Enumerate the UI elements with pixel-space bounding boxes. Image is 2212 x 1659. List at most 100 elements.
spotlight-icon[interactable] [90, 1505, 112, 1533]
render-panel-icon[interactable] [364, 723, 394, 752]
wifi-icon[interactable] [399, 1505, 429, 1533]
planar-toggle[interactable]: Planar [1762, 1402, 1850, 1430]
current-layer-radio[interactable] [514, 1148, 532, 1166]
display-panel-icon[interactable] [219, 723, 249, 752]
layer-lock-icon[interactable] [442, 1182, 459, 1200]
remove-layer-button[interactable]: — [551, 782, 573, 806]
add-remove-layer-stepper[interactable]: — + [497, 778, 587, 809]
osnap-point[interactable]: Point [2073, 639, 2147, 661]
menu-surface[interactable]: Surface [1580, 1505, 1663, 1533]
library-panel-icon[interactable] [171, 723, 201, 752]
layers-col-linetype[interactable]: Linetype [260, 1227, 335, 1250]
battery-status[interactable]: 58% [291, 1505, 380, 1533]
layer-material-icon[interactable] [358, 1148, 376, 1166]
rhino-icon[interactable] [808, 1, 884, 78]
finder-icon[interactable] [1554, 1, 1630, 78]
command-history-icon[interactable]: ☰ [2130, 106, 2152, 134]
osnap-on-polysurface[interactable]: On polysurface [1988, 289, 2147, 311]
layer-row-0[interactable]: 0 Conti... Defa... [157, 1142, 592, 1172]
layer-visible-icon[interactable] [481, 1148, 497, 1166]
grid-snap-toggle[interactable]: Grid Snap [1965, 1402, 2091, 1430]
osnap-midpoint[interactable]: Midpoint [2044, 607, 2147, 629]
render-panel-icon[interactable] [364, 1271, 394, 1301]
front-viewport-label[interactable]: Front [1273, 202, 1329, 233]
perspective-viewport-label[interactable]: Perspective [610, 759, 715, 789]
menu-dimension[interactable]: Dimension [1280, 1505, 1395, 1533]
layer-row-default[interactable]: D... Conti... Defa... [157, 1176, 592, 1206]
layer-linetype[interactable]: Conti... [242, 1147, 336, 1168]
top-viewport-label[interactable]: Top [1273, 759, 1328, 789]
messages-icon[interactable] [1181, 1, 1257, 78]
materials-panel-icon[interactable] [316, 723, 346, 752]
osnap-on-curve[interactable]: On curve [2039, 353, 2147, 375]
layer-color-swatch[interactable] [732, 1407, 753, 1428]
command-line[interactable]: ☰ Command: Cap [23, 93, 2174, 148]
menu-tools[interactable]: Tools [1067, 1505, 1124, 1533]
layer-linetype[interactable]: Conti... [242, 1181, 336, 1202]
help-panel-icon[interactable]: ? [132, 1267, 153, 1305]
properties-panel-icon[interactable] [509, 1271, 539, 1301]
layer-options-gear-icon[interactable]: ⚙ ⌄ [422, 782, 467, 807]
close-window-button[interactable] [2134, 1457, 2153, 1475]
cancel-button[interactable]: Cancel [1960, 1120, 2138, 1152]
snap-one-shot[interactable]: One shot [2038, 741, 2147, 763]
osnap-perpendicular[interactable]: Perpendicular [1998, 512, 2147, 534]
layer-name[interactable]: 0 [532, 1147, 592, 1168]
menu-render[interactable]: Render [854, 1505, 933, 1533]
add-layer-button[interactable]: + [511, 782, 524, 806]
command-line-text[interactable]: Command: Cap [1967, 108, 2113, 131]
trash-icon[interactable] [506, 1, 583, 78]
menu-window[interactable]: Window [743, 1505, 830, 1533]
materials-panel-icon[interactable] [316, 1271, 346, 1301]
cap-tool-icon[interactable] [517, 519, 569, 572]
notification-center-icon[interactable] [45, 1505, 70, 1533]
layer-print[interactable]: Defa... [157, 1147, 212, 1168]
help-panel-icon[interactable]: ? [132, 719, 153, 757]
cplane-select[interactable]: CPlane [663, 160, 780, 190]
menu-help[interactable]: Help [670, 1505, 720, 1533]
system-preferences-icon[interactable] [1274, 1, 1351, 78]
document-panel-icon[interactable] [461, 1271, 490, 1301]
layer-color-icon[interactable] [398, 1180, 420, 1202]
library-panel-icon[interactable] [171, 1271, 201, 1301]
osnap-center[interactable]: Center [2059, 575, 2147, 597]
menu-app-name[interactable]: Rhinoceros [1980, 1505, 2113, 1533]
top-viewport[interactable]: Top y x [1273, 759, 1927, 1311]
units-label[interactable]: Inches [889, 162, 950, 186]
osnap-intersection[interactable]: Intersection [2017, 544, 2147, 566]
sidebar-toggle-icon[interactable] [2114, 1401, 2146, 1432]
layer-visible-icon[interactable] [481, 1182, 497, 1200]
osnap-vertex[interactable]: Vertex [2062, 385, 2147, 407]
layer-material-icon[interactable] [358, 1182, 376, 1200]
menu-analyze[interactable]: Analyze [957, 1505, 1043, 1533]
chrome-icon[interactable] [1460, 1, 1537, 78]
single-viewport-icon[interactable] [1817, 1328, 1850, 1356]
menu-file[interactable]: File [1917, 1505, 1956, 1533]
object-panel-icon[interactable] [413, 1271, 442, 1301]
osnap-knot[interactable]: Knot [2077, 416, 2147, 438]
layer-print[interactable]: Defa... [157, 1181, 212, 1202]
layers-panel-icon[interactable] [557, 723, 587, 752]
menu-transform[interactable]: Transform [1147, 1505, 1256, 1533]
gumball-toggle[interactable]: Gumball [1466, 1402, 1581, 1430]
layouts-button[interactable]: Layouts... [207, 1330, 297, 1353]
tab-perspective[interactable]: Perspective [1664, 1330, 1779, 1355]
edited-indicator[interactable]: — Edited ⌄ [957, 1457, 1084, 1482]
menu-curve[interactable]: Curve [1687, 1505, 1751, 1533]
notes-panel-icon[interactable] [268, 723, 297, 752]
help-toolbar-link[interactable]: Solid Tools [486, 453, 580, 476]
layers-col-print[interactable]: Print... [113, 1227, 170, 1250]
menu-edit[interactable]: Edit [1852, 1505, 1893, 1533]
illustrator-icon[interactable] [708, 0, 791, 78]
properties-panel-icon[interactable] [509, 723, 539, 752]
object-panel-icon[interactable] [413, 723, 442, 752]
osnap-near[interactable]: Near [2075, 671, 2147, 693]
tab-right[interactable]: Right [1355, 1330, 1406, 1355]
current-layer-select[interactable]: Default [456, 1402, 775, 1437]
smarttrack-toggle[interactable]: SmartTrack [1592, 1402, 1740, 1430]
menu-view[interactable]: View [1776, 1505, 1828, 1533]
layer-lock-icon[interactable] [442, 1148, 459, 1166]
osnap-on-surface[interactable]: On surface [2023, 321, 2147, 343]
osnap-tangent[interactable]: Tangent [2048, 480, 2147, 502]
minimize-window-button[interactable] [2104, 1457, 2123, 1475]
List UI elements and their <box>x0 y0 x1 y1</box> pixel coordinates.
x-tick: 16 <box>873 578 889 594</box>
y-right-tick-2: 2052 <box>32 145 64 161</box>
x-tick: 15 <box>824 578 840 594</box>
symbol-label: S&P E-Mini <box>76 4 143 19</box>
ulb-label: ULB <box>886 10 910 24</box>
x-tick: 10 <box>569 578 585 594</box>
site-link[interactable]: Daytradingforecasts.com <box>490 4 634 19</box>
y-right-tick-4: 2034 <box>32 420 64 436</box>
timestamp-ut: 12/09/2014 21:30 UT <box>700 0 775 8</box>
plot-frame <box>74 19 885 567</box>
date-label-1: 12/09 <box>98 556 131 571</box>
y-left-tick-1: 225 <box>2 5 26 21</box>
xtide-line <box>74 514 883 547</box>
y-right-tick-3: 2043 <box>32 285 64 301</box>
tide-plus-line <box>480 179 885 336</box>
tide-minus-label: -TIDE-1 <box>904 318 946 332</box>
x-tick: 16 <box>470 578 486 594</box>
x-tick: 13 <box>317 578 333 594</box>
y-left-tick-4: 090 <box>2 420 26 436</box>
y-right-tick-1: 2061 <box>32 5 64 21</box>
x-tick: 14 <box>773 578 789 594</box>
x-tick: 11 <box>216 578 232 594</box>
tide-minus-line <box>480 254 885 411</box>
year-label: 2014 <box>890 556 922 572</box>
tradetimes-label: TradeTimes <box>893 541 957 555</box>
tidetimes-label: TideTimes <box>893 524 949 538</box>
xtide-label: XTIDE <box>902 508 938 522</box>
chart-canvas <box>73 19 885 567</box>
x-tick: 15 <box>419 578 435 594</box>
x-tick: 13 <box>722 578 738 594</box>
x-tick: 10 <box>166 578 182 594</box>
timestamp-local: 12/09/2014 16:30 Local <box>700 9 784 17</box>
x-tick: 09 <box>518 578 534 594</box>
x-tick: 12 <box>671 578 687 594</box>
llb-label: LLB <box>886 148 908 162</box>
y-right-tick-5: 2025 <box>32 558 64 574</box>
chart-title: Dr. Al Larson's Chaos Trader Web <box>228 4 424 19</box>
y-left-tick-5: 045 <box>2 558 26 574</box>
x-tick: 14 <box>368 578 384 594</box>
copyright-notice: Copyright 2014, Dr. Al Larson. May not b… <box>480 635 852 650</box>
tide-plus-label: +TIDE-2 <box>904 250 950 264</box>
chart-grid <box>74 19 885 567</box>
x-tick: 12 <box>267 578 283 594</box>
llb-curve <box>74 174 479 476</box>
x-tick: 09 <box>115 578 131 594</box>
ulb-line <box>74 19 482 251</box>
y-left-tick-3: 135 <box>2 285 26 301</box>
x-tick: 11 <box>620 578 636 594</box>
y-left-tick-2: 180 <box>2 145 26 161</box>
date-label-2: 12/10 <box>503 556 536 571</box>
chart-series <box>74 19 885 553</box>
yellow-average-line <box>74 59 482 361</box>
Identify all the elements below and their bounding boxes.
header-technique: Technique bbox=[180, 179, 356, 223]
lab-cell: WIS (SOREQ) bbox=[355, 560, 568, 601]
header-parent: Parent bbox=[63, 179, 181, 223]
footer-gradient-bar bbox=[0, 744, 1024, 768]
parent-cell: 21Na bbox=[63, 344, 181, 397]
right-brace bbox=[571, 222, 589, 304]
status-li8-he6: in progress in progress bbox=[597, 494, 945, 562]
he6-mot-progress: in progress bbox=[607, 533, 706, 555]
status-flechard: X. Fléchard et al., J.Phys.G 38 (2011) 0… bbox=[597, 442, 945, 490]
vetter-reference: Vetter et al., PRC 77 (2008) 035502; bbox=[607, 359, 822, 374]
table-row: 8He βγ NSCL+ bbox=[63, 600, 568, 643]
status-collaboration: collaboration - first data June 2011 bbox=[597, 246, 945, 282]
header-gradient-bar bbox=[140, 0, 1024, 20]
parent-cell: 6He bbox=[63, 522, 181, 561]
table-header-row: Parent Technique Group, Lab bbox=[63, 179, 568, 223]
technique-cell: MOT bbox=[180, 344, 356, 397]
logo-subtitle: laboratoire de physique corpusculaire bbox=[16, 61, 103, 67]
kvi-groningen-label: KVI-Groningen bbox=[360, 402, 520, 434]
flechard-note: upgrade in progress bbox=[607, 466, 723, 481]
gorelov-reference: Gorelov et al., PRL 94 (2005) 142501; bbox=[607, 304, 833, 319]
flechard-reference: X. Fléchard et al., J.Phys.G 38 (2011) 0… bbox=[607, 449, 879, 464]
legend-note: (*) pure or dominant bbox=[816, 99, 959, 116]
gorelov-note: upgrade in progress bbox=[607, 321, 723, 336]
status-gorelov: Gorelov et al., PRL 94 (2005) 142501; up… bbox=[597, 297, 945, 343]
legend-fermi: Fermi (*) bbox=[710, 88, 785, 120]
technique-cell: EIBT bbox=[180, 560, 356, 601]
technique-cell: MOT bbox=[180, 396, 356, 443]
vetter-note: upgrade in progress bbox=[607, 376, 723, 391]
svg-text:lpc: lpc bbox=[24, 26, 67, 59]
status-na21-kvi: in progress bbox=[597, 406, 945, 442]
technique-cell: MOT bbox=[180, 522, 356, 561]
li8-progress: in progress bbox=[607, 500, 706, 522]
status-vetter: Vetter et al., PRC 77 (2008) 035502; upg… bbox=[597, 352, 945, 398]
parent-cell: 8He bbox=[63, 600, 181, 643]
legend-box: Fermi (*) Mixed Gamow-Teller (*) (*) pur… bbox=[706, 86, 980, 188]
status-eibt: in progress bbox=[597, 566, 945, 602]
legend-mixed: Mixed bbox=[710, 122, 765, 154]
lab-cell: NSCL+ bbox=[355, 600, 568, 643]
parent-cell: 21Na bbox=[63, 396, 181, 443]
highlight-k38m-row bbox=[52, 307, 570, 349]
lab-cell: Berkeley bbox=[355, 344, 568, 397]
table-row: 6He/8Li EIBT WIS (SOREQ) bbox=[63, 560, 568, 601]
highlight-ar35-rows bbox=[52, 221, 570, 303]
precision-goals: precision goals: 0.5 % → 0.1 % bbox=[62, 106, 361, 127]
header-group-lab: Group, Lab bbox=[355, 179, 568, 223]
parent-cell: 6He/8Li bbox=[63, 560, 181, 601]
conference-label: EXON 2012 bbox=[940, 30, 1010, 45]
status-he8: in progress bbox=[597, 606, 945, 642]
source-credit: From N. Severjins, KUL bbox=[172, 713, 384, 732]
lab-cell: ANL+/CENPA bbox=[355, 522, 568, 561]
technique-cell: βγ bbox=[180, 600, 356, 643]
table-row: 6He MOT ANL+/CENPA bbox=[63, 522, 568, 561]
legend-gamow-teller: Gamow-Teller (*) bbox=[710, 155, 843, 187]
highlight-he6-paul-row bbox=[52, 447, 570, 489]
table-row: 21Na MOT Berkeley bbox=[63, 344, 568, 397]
---*---
WHAT YOU ARE ASKED TO DO =>
Copy out every entry from the first one down to the line containing "menu-dimension[interactable]: Dimension [1280, 1505, 1395, 1533]", keeping both ends.

RESPONSE FOR THIS EXERCISE =>
Enumerate the UI elements with pixel-space bounding boxes. Image is 2212 x 1659. List at most 100 elements.
spotlight-icon[interactable] [90, 1505, 112, 1533]
render-panel-icon[interactable] [364, 723, 394, 752]
wifi-icon[interactable] [399, 1505, 429, 1533]
planar-toggle[interactable]: Planar [1762, 1402, 1850, 1430]
current-layer-radio[interactable] [514, 1148, 532, 1166]
display-panel-icon[interactable] [219, 723, 249, 752]
layer-lock-icon[interactable] [442, 1182, 459, 1200]
remove-layer-button[interactable]: — [551, 782, 573, 806]
add-remove-layer-stepper[interactable]: — + [497, 778, 587, 809]
osnap-point[interactable]: Point [2073, 639, 2147, 661]
menu-surface[interactable]: Surface [1580, 1505, 1663, 1533]
library-panel-icon[interactable] [171, 723, 201, 752]
layers-col-linetype[interactable]: Linetype [260, 1227, 335, 1250]
battery-status[interactable]: 58% [291, 1505, 380, 1533]
layer-material-icon[interactable] [358, 1148, 376, 1166]
rhino-icon[interactable] [808, 1, 884, 78]
finder-icon[interactable] [1554, 1, 1630, 78]
command-history-icon[interactable]: ☰ [2130, 106, 2152, 134]
osnap-on-polysurface[interactable]: On polysurface [1988, 289, 2147, 311]
layer-row-0[interactable]: 0 Conti... Defa... [157, 1142, 592, 1172]
layer-visible-icon[interactable] [481, 1148, 497, 1166]
grid-snap-toggle[interactable]: Grid Snap [1965, 1402, 2091, 1430]
osnap-midpoint[interactable]: Midpoint [2044, 607, 2147, 629]
render-panel-icon[interactable] [364, 1271, 394, 1301]
front-viewport-label[interactable]: Front [1273, 202, 1329, 233]
perspective-viewport-label[interactable]: Perspective [610, 759, 715, 789]
menu-dimension[interactable]: Dimension [1280, 1505, 1395, 1533]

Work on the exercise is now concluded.